> TASK DETAILS: In the listing below, locate the lines bearing the word "Afghanistan". Copy every one of them.

Collected data
**********

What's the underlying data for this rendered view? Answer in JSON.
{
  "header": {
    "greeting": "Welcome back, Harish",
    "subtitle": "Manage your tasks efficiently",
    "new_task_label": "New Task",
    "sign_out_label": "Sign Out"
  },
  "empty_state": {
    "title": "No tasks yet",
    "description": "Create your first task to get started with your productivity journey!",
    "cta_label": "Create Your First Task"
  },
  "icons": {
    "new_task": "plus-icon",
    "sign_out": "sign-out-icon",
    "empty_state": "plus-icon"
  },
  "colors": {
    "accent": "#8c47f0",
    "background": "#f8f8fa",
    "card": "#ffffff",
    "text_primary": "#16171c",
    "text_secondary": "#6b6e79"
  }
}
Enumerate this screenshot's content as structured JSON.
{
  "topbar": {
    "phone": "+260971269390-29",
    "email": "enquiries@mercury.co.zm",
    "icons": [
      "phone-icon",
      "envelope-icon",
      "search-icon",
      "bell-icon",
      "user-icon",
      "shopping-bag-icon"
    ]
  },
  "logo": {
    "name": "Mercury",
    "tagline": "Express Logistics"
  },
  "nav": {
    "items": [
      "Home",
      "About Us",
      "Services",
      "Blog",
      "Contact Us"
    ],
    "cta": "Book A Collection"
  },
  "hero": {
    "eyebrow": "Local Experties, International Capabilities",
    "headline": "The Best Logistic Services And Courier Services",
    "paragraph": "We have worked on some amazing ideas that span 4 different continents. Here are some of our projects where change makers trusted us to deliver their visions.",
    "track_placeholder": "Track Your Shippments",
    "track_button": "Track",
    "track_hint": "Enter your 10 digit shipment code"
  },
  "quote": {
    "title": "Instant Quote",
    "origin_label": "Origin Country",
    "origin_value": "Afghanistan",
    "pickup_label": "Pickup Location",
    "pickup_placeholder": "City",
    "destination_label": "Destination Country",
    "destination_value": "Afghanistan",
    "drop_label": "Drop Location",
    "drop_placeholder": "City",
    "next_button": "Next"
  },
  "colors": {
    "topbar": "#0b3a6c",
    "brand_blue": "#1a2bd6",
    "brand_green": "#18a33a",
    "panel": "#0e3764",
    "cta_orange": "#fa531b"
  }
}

**********

> COMPLETE ANSWER:
    "origin_value": "Afghanistan",
    "destination_value": "Afghanistan",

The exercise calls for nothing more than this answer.